** Begin **

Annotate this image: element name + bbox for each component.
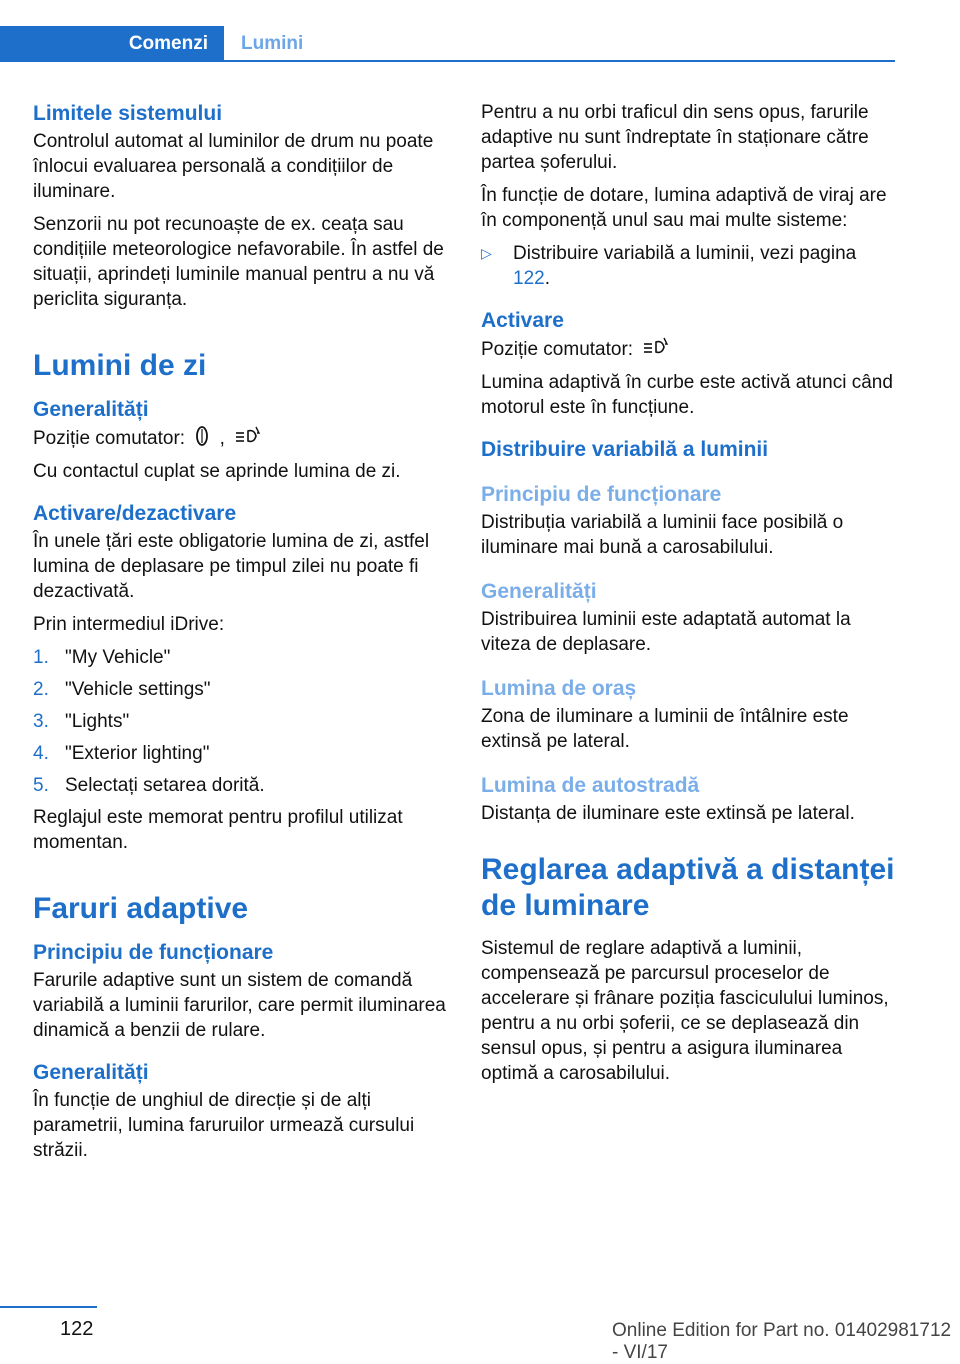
header-rule (224, 60, 895, 62)
section-generalitati: Generalități (33, 1061, 149, 1084)
paragraph: Cu contactul cuplat se aprinde lumina de zi. (33, 461, 401, 482)
right-column (481, 100, 895, 1094)
step-number: 3. (33, 711, 49, 732)
list-item (33, 677, 447, 702)
paragraph: Farurile adaptive sunt un sistem de comandă variabilă a luminii farurilor, care permit iluminarea dinamică a benzii de rulare. (33, 970, 446, 1041)
footer-rule (0, 1306, 97, 1308)
triangle-bullet-icon: ▷ (481, 245, 492, 261)
paragraph: Prin intermediul iDrive: (33, 614, 225, 635)
paragraph: Zona de iluminare a luminii de întâlnire este extinsă pe lateral. (481, 706, 849, 752)
paragraph: Lumina adaptivă în curbe este activă atunci când motorul este în funcțiune. (481, 372, 893, 418)
step-number: 4. (33, 743, 49, 764)
step-number: 5. (33, 775, 49, 796)
subsection-lumina-de-autostrada: Lumina de autostradă (481, 774, 700, 797)
list-item (33, 645, 447, 670)
paragraph: Senzorii nu pot recunoaște de ex. ceața sau condițiile meteorologice nefavorabile. În astfel de situații, aprindeți luminile manual pentru a nu vă periclita siguranța. (33, 214, 444, 310)
switch-position-label: Poziție comutator: (481, 339, 634, 360)
subsection-lumina-de-oras: Lumina de oraș (481, 677, 637, 700)
paragraph: Sistemul de reglare adaptivă a luminii, compensează pe parcursul proceselor de accelerare și frânare poziția fasciculului luminos, pentru a nu orbi șoferii, ce se deplasează din sensul opus, și pentru a asigura iluminarea optimă a carosabilului. (481, 938, 889, 1084)
page-header (0, 26, 895, 62)
step-text: "Lights" (65, 711, 130, 732)
paragraph: Distribuirea luminii este adaptată automat la viteza de deplasare. (481, 609, 851, 655)
automatic-headlight-icon (642, 336, 670, 358)
bullet-label: Distribuire variabilă a luminii, vezi pagina (513, 243, 857, 264)
section-activare: Activare (481, 309, 564, 332)
paragraph: În funcție de dotare, lumina adaptivă de viraj are în componență unul sau mai multe sisteme: (481, 185, 887, 231)
paragraph: Distanța de iluminare este extinsă pe lateral. (481, 803, 855, 824)
paragraph: Pentru a nu orbi traficul din sens opus, farurile adaptive nu sunt îndreptate în staționare către partea șoferului. (481, 102, 869, 173)
switch-position-line (481, 336, 895, 362)
list-item (33, 773, 447, 798)
section-limitele-sistemului: Limitele sistemului (33, 102, 223, 125)
paragraph: Reglajul este memorat pentru profilul utilizat momentan. (33, 807, 403, 853)
section-principiu-de-functionare: Principiu de funcționare (33, 941, 274, 964)
step-number: 2. (33, 679, 49, 700)
bullet-text (513, 241, 895, 291)
subsection-generalitati: Generalități (481, 580, 597, 603)
heading-reglarea-adaptiva: Reglarea adaptivă a distanței de luminare (481, 853, 895, 922)
list-item (33, 709, 447, 734)
paragraph: Controlul automat al luminilor de drum nu poate înlocui evaluarea personală a condițiilor de iluminare. (33, 131, 434, 202)
list-item (33, 741, 447, 766)
automatic-headlight-icon (234, 425, 262, 447)
switch-position-label: Poziție comutator: (33, 428, 186, 449)
section-distribuire-variabila: Distribuire variabilă a luminii (481, 438, 769, 461)
header-tab-comenzi[interactable]: Comenzi (0, 26, 224, 62)
step-text: "My Vehicle" (65, 647, 171, 668)
paragraph: În unele țări este obligatorie lumina de zi, astfel lumina de deplasare pe timpul zilei nu poate fi dezactivată. (33, 531, 430, 602)
light-off-symbol-icon (194, 425, 210, 447)
list-item (481, 241, 895, 291)
paragraph: În funcție de unghiul de direcție și de alți parametrii, lumina faruruilor urmează cursului străzii. (33, 1090, 415, 1161)
header-tab-lumini[interactable]: Lumini (241, 33, 304, 54)
step-text: Selectați setarea dorită. (65, 775, 265, 796)
left-column (33, 100, 447, 1171)
idrive-steps-list (33, 645, 447, 798)
switch-position-line (33, 425, 447, 451)
step-number: 1. (33, 647, 49, 668)
heading-faruri-adaptive: Faruri adaptive (33, 892, 249, 925)
section-activare-dezactivare: Activare/dezactivare (33, 502, 237, 525)
symbol-separator: , (219, 428, 225, 449)
page-reference-link[interactable]: 122 (513, 268, 545, 289)
step-text: "Vehicle settings" (65, 679, 211, 700)
paragraph: Distribuția variabilă a luminii face posibilă o iluminare mai bună a carosabilului. (481, 512, 844, 558)
bullet-end: . (544, 268, 550, 289)
section-generalitati: Generalități (33, 398, 149, 421)
heading-lumini-de-zi: Lumini de zi (33, 349, 207, 382)
edition-note: Online Edition for Part no. 01402981712 - VI/17 (612, 1320, 952, 1363)
subsection-principiu-de-functionare: Principiu de funcționare (481, 483, 722, 506)
step-text: "Exterior lighting" (65, 743, 210, 764)
page-number: 122 (60, 1318, 94, 1340)
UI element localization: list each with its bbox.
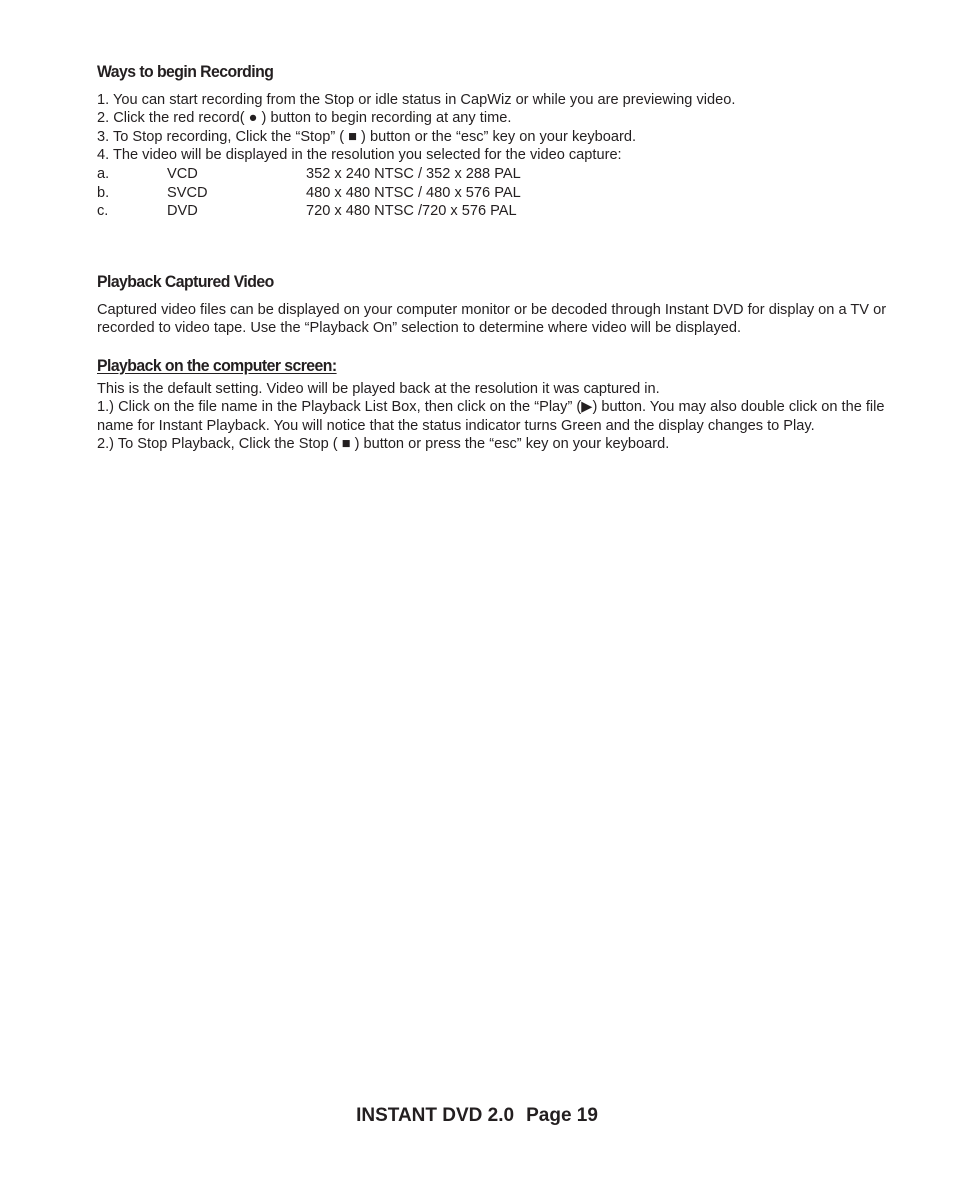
recording-step-4: 4. The video will be displayed in the resolution you selected for the video capture: (97, 147, 622, 163)
recording-heading: Ways to begin Recording (97, 62, 274, 81)
resolution-letter: c. (97, 203, 109, 219)
playback-body: Captured video files can be displayed on your computer monitor or be decoded through Instant DVD for display on a TV or recorded to video tape. Use the “Playback On” selection to determine where video will be displayed. (97, 302, 887, 337)
screen-playback-line-2: 1.) Click on the file name in the Playback List Box, then click on the “Play” (▶) button. You may also double click on the file name for Instant Playback. You will notice that the status indicator turns Green and the display changes to Play. (97, 399, 885, 434)
screen-playback-paragraph (97, 380, 897, 454)
resolution-value: 720 x 480 NTSC /720 x 576 PAL (306, 203, 517, 219)
resolution-format: VCD (167, 166, 198, 182)
recording-step-2: 2. Click the red record( ● ) button to begin recording at any time. (97, 110, 512, 126)
resolution-letter: b. (97, 185, 110, 201)
resolution-value: 480 x 480 NTSC / 480 x 576 PAL (306, 185, 521, 201)
screen-playback-line-3: 2.) To Stop Playback, Click the Stop ( ■ ) button or press the “esc” key on your keyboard. (97, 436, 670, 453)
recording-step-3: 3. To Stop recording, Click the “Stop” ( ■ ) button or the “esc” key on your keyboard. (97, 129, 637, 145)
screen-playback-line-1: This is the default setting. Video will be played back at the resolution it was captured in. (97, 381, 660, 397)
resolution-format: DVD (167, 203, 198, 219)
footer-page-number: Page 19 (526, 1105, 598, 1126)
page-footer (0, 1105, 954, 1127)
playback-paragraph (97, 301, 897, 338)
resolution-format: SVCD (167, 185, 208, 201)
playback-heading: Playback Captured Video (97, 272, 274, 291)
resolution-letter: a. (97, 166, 110, 182)
footer-title: INSTANT DVD 2.0 (356, 1105, 515, 1126)
screen-playback-heading: Playback on the computer screen: (97, 356, 337, 375)
recording-step-1: 1. You can start recording from the Stop or idle status in CapWiz or while you are previewing video. (97, 92, 736, 108)
resolution-value: 352 x 240 NTSC / 352 x 288 PAL (306, 166, 521, 182)
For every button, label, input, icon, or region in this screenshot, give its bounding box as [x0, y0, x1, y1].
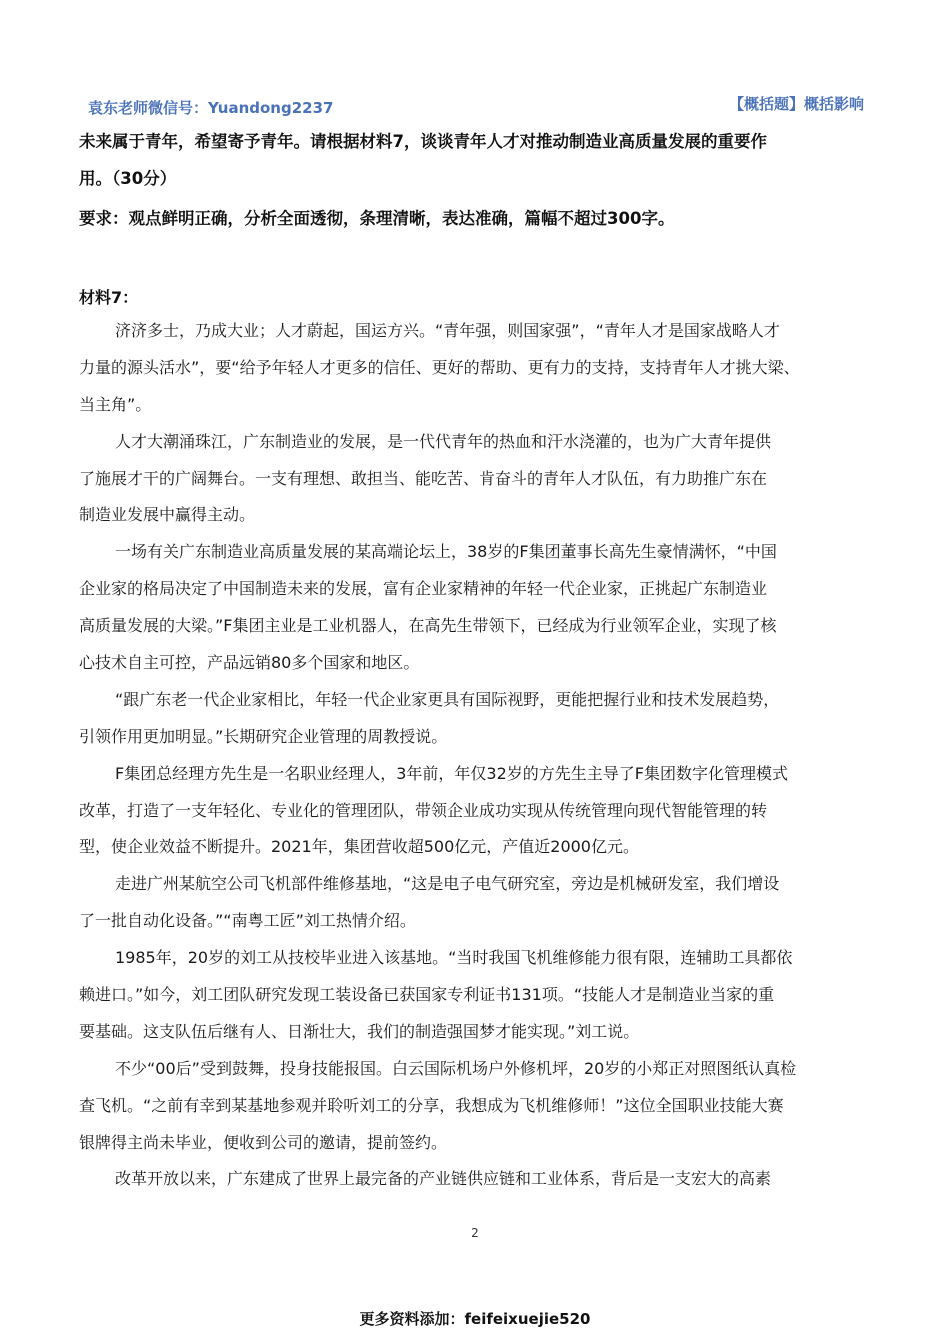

** End **

**Problem statement:**
Format every line of the items above as a numbered list, skipping blank lines and leaving out the pictures.

**Response:**
1. Annotate this image: element name + bbox for each component.
2. header-rule (224, 60, 895, 62)
3. section-generalitati: Generalități (33, 1061, 149, 1084)
4. paragraph: Cu contactul cuplat se aprinde lumina de zi. (33, 461, 401, 482)
5. right-column (481, 100, 895, 1094)
6. step-number: 3. (33, 711, 49, 732)
7. list-item (33, 677, 447, 702)
8. paragraph: Farurile adaptive sunt un sistem de comandă variabilă a luminii farurilor, care permit iluminarea dinamică a benzii de rulare. (33, 970, 446, 1041)
9. footer-rule (0, 1306, 97, 1308)
10. triangle-bullet-icon: ▷ (481, 245, 492, 261)
11. paragraph: Prin intermediul iDrive: (33, 614, 225, 635)
12. paragraph: Zona de iluminare a luminii de întâlnire este extinsă pe lateral. (481, 706, 849, 752)
13. paragraph: Lumina adaptivă în curbe este activă atunci când motorul este în funcțiune. (481, 372, 893, 418)
14. step-number: 4. (33, 743, 49, 764)
15. step-number: 5. (33, 775, 49, 796)
16. subsection-lumina-de-autostrada: Lumina de autostradă (481, 774, 700, 797)
17. list-item (33, 645, 447, 670)
18. paragraph: Senzorii nu pot recunoaște de ex. ceața sau condițiile meteorologice nefavorabile. În astfel de situații, aprindeți luminile manual pentru a nu vă periclita siguranța. (33, 214, 444, 310)
19. switch-position-label: Poziție comutator: (481, 339, 634, 360)
20. subsection-lumina-de-oras: Lumina de oraș (481, 677, 637, 700)
21. paragraph: Sistemul de reglare adaptivă a luminii, compensează pe parcursul proceselor de accelerare și frânare poziția fasciculului luminos, pentru a nu orbi șoferii, ce se deplasează din sensul opus, și pentru a asigura iluminarea optimă a carosabilului. (481, 938, 889, 1084)
22. page-header (0, 26, 895, 62)
23. step-text: "Lights" (65, 711, 130, 732)
24. paragraph: Distribuirea luminii este adaptată automat la viteza de deplasare. (481, 609, 851, 655)
25. automatic-headlight-icon (642, 336, 670, 358)
26. bullet-label: Distribuire variabilă a luminii, vezi pagina (513, 243, 857, 264)
27. section-activare: Activare (481, 309, 564, 332)
28. paragraph: În funcție de dotare, lumina adaptivă de viraj are în componență unul sau mai multe sisteme: (481, 185, 887, 231)
29. paragraph: Distanța de iluminare este extinsă pe lateral. (481, 803, 855, 824)
30. paragraph: Pentru a nu orbi traficul din sens opus, farurile adaptive nu sunt îndreptate în staționare către partea șoferului. (481, 102, 869, 173)
31. switch-position-line (481, 336, 895, 362)
32. list-item (33, 773, 447, 798)
33. section-limitele-sistemului: Limitele sistemului (33, 102, 223, 125)
34. paragraph: Reglajul este memorat pentru profilul utilizat momentan. (33, 807, 403, 853)
35. section-principiu-de-functionare: Principiu de funcționare (33, 941, 274, 964)
36. step-number: 2. (33, 679, 49, 700)
37. bullet-text (513, 241, 895, 291)
38. subsection-generalitati: Generalități (481, 580, 597, 603)
39. heading-reglarea-adaptiva: Reglarea adaptivă a distanței de luminare (481, 853, 895, 922)
40. list-item (33, 709, 447, 734)
41. paragraph: Controlul automat al luminilor de drum nu poate înlocui evaluarea personală a condițiilor de iluminare. (33, 131, 434, 202)
42. list-item (33, 741, 447, 766)
43. automatic-headlight-icon (234, 425, 262, 447)
44. switch-position-label: Poziție comutator: (33, 428, 186, 449)
45. section-distribuire-variabila: Distribuire variabilă a luminii (481, 438, 769, 461)
46. header-tab-comenzi[interactable]: Comenzi (0, 26, 224, 62)
47. step-text: "My Vehicle" (65, 647, 171, 668)
48. paragraph: În unele țări este obligatorie lumina de zi, astfel lumina de deplasare pe timpul zilei nu poate fi dezactivată. (33, 531, 430, 602)
49. light-off-symbol-icon (194, 425, 210, 447)
50. list-item (481, 241, 895, 291)
51. paragraph: În funcție de unghiul de direcție și de alți parametrii, lumina faruruilor urmează cursului străzii. (33, 1090, 415, 1161)
52. header-tab-lumini[interactable]: Lumini (241, 33, 304, 54)
53. step-text: Selectați setarea dorită. (65, 775, 265, 796)
54. left-column (33, 100, 447, 1171)
55. idrive-steps-list (33, 645, 447, 798)
56. switch-position-line (33, 425, 447, 451)
57. step-number: 1. (33, 647, 49, 668)
58. heading-faruri-adaptive: Faruri adaptive (33, 892, 249, 925)
59. section-activare-dezactivare: Activare/dezactivare (33, 502, 237, 525)
60. symbol-separator: , (219, 428, 225, 449)
61. page-reference-link[interactable]: 122 (513, 268, 545, 289)
62. step-text: "Vehicle settings" (65, 679, 211, 700)
63. paragraph: Distribuția variabilă a luminii face posibilă o iluminare mai bună a carosabilului. (481, 512, 844, 558)
64. bullet-end: . (544, 268, 550, 289)
65. section-generalitati: Generalități (33, 398, 149, 421)
66. heading-lumini-de-zi: Lumini de zi (33, 349, 207, 382)
67. edition-note: Online Edition for Part no. 01402981712 - VI/17 (612, 1320, 952, 1363)
68. subsection-principiu-de-functionare: Principiu de funcționare (481, 483, 722, 506)
69. step-text: "Exterior lighting" (65, 743, 210, 764)
70. page-number: 122 (60, 1318, 94, 1340)
71. UI element localization: list each with its bbox.
72. recording-step-4: 4. The video will be displayed in the resolution you selected for the video capture: (97, 147, 622, 163)
73. recording-heading: Ways to begin Recording (97, 62, 274, 81)
74. resolution-letter: c. (97, 203, 109, 219)
75. playback-body: Captured video files can be displayed on your computer monitor or be decoded through Instant DVD for display on a TV or recorded to video tape. Use the “Playback On” selection to determine where video will be displayed. (97, 302, 887, 337)
76. screen-playback-line-2: 1.) Click on the file name in the Playback List Box, then click on the “Play” (▶) button. You may also double click on the file name for Instant Playback. You will notice that the status indicator turns Green and the display changes to Play. (97, 399, 885, 434)
77. screen-playback-paragraph (97, 380, 897, 454)
78. resolution-value: 720 x 480 NTSC /720 x 576 PAL (306, 203, 517, 219)
79. resolution-format: VCD (167, 166, 198, 182)
80. recording-step-2: 2. Click the red record( ● ) button to begin recording at any time. (97, 110, 512, 126)
81. resolution-letter: b. (97, 185, 110, 201)
82. resolution-value: 480 x 480 NTSC / 480 x 576 PAL (306, 185, 521, 201)
83. screen-playback-line-3: 2.) To Stop Playback, Click the Stop ( ■ ) button or press the “esc” key on your keyboard. (97, 436, 670, 453)
84. recording-step-3: 3. To Stop recording, Click the “Stop” ( ■ ) button or the “esc” key on your keyboard. (97, 129, 637, 145)
85. screen-playback-line-1: This is the default setting. Video will be played back at the resolution it was captured in. (97, 381, 660, 397)
86. resolution-format: DVD (167, 203, 198, 219)
87. footer-page-number: Page 19 (526, 1105, 598, 1126)
88. page-footer (0, 1105, 954, 1127)
89. playback-paragraph (97, 301, 897, 338)
90. resolution-format: SVCD (167, 185, 208, 201)
91. playback-heading: Playback Captured Video (97, 272, 274, 291)
92. resolution-letter: a. (97, 166, 110, 182)
93. footer-title: INSTANT DVD 2.0 (356, 1105, 515, 1126)
94. screen-playback-heading: Playback on the computer screen: (97, 356, 337, 375)
95. recording-step-1: 1. You can start recording from the Stop or idle status in CapWiz or while you are previewing video. (97, 92, 736, 108)
96. resolution-value: 352 x 240 NTSC / 352 x 288 PAL (306, 166, 521, 182)
97. For every button, label, input, icon, or region in this screenshot, give its bounding box as [x0, y0, x1, y1].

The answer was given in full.